**What this task involves:** Locate each line below that includes "forward" and reproduce it.

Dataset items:

···

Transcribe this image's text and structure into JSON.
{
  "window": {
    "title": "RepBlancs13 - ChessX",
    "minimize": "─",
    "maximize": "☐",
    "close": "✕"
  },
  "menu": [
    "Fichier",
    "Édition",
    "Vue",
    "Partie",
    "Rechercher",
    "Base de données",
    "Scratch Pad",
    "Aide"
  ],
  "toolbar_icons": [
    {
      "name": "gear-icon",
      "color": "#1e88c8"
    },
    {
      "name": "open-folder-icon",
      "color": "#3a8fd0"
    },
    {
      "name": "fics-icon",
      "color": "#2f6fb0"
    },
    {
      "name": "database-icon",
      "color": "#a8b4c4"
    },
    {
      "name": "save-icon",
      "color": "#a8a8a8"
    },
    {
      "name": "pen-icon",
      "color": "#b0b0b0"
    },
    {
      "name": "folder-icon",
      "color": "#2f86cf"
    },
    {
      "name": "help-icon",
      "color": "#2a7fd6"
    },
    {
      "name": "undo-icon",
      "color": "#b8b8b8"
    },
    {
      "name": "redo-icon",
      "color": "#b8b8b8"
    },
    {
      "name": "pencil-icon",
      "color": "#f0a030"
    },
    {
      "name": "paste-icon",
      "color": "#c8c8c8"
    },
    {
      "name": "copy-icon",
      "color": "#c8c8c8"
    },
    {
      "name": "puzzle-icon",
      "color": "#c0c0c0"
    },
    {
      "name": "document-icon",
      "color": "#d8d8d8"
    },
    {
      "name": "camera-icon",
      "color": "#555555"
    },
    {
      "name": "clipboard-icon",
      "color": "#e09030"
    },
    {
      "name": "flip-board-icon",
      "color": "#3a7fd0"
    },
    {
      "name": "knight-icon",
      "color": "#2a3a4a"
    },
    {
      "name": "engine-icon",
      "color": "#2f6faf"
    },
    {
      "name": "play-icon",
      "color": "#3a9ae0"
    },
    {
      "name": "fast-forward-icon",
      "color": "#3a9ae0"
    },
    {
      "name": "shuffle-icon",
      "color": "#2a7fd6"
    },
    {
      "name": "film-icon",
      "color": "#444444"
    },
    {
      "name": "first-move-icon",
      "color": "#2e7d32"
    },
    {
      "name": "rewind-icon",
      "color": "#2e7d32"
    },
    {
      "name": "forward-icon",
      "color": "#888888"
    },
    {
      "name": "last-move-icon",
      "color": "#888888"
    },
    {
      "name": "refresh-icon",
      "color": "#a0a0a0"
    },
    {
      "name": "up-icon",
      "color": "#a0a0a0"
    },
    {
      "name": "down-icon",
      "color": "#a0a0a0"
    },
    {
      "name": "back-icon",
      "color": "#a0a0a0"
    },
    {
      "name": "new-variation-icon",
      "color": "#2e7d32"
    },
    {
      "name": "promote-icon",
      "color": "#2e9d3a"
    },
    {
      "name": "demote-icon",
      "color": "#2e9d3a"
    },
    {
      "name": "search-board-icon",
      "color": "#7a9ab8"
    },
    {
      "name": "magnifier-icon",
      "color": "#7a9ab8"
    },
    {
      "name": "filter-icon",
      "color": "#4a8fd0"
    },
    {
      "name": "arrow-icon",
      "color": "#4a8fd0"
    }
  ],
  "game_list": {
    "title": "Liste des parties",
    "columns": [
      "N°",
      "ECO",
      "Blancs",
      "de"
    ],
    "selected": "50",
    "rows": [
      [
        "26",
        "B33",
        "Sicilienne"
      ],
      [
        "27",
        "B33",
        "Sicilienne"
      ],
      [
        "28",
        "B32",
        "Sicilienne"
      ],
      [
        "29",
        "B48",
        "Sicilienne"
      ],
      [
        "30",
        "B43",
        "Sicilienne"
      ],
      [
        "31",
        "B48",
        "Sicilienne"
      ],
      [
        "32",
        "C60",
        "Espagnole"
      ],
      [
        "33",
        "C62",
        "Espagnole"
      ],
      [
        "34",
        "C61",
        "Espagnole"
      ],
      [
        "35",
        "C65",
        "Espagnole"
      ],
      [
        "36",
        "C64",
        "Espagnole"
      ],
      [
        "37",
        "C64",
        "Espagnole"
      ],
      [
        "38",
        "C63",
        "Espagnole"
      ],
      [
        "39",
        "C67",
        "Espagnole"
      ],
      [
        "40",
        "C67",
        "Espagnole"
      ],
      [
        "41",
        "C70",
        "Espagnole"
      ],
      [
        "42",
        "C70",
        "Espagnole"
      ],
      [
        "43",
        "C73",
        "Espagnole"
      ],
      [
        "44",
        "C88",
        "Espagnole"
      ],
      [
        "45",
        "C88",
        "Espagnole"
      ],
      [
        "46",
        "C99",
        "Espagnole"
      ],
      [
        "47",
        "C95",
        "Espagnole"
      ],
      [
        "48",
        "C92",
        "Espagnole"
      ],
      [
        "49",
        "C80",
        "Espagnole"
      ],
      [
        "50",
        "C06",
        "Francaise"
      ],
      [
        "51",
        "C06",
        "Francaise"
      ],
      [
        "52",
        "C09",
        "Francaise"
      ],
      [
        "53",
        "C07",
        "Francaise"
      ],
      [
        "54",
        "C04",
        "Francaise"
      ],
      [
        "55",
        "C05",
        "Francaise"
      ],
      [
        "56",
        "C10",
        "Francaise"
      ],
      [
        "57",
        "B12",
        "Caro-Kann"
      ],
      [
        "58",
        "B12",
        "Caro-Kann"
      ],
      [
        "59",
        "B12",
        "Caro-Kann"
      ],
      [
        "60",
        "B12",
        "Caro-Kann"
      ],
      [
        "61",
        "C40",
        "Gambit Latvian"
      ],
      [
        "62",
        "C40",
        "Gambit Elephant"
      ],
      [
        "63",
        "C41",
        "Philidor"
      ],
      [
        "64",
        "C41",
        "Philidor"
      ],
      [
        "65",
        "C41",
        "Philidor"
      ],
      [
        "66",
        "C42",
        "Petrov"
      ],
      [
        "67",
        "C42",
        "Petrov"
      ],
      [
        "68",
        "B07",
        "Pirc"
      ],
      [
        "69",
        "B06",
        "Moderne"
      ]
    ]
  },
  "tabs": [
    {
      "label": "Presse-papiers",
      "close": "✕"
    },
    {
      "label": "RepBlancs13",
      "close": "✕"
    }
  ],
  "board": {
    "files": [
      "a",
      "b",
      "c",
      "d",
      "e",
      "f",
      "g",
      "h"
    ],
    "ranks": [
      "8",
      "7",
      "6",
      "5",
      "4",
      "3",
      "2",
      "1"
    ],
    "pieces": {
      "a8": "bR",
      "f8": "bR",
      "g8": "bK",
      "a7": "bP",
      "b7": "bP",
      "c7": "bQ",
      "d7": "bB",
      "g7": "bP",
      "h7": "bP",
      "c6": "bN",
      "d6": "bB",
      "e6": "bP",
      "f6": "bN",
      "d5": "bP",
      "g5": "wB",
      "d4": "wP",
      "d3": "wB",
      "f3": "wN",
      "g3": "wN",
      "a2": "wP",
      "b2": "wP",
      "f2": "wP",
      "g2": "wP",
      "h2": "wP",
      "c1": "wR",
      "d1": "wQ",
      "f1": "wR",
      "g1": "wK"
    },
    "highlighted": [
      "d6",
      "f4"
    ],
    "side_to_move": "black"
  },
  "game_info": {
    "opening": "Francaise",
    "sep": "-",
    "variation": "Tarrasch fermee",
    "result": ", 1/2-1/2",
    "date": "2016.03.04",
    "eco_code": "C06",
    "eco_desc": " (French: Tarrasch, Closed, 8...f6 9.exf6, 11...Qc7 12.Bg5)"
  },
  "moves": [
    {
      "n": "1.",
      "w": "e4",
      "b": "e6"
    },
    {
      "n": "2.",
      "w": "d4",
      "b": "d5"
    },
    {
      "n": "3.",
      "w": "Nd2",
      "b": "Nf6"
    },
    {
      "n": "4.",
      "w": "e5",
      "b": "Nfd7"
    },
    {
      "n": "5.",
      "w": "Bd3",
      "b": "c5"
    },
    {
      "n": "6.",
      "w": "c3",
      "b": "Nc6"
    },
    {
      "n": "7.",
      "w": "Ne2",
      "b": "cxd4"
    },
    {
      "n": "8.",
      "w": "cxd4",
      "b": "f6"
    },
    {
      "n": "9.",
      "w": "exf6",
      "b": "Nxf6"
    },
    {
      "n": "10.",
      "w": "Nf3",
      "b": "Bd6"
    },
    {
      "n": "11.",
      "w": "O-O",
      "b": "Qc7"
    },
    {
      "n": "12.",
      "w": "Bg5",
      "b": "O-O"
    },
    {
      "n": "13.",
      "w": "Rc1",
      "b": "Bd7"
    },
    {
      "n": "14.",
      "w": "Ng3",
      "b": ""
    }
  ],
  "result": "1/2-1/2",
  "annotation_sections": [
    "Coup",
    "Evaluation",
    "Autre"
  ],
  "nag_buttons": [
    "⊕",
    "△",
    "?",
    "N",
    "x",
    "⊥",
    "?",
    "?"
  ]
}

···

**Exercise solution:**
      "name": "fast-forward-icon",
      "name": "forward-icon",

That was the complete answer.